(DIRECTION) Return the records that follow, matching each one exactly.

[Entries with figure data]
────────────────

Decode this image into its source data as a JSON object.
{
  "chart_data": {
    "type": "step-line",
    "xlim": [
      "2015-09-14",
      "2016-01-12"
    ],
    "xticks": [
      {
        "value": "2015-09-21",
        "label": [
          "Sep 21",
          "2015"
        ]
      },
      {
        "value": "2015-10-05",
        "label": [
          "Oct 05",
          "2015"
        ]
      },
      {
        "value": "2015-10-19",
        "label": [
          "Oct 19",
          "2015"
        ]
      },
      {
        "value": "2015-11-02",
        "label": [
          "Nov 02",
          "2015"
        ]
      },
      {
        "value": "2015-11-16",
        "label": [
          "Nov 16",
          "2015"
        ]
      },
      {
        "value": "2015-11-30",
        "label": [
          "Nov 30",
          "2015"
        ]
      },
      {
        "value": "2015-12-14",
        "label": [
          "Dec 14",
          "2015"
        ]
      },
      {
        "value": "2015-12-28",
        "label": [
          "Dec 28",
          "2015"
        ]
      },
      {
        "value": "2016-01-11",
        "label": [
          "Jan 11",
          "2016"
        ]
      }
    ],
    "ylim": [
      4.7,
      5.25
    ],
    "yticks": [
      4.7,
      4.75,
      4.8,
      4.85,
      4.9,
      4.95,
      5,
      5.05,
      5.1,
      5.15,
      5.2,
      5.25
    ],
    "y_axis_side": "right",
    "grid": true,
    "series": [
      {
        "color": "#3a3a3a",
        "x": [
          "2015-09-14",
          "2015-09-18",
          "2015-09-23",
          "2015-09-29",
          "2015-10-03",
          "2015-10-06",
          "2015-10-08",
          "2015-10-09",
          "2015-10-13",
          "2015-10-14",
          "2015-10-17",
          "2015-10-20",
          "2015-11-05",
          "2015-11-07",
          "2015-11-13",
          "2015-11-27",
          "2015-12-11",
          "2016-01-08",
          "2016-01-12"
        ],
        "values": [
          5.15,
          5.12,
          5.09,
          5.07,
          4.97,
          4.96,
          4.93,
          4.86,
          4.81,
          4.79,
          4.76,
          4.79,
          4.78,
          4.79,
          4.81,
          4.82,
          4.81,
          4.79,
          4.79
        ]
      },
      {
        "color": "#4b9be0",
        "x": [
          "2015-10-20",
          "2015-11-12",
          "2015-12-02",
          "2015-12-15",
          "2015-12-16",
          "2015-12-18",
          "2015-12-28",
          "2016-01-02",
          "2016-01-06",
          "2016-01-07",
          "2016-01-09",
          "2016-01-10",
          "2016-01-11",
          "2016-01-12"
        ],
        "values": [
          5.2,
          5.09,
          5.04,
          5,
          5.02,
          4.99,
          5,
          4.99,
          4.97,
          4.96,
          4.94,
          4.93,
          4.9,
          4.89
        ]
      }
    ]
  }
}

────────────────

(ANSWER TO THE PROBLEM)
Decode this image into its source data as a JSON object.
{
  "chart_data": {
    "type": "step-line",
    "xlim": [
      "2015-09-14",
      "2016-01-12"
    ],
    "xticks": [
      {
        "value": "2015-09-21",
        "label": [
          "Sep 21",
          "2015"
        ]
      },
      {
        "value": "2015-10-05",
        "label": [
          "Oct 05",
          "2015"
        ]
      },
      {
        "value": "2015-10-19",
        "label": [
          "Oct 19",
          "2015"
        ]
      },
      {
        "value": "2015-11-02",
        "label": [
          "Nov 02",
          "2015"
        ]
      },
      {
        "value": "2015-11-16",
        "label": [
          "Nov 16",
          "2015"
        ]
      },
      {
        "value": "2015-11-30",
        "label": [
          "Nov 30",
          "2015"
        ]
      },
      {
        "value": "2015-12-14",
        "label": [
          "Dec 14",
          "2015"
        ]
      },
      {
        "value": "2015-12-28",
        "label": [
          "Dec 28",
          "2015"
        ]
      },
      {
        "value": "2016-01-11",
        "label": [
          "Jan 11",
          "2016"
        ]
      }
    ],
    "ylim": [
      4.7,
      5.25
    ],
    "yticks": [
      4.7,
      4.75,
      4.8,
      4.85,
      4.9,
      4.95,
      5,
      5.05,
      5.1,
      5.15,
      5.2,
      5.25
    ],
    "y_axis_side": "right",
    "grid": true,
    "series": [
      {
        "color": "#3a3a3a",
        "x": [
          "2015-09-14",
          "2015-09-18",
          "2015-09-23",
          "2015-09-29",
          "2015-10-03",
          "2015-10-06",
          "2015-10-08",
          "2015-10-09",
          "2015-10-13",
          "2015-10-14",
          "2015-10-17",
          "2015-10-20",
          "2015-11-05",
          "2015-11-07",
          "2015-11-13",
          "2015-11-27",
          "2015-12-11",
          "2016-01-08",
          "2016-01-12"
        ],
        "values": [
          5.15,
          5.12,
          5.09,
          5.07,
          4.97,
          4.96,
          4.93,
          4.86,
          4.81,
          4.79,
          4.76,
          4.79,
          4.78,
          4.79,
          4.81,
          4.82,
          4.81,
          4.79,
          4.79
        ]
      },
      {
        "color": "#4b9be0",
        "x": [
          "2015-10-20",
          "2015-11-12",
          "2015-12-02",
          "2015-12-15",
          "2015-12-16",
          "2015-12-18",
          "2015-12-28",
          "2016-01-02",
          "2016-01-06",
          "2016-01-07",
          "2016-01-09",
          "2016-01-10",
          "2016-01-11",
          "2016-01-12"
        ],
        "values": [
          5.2,
          5.09,
          5.04,
          5,
          5.02,
          4.99,
          5,
          4.99,
          4.97,
          4.96,
          4.94,
          4.93,
          4.9,
          4.89
        ]
      }
    ]
  }
}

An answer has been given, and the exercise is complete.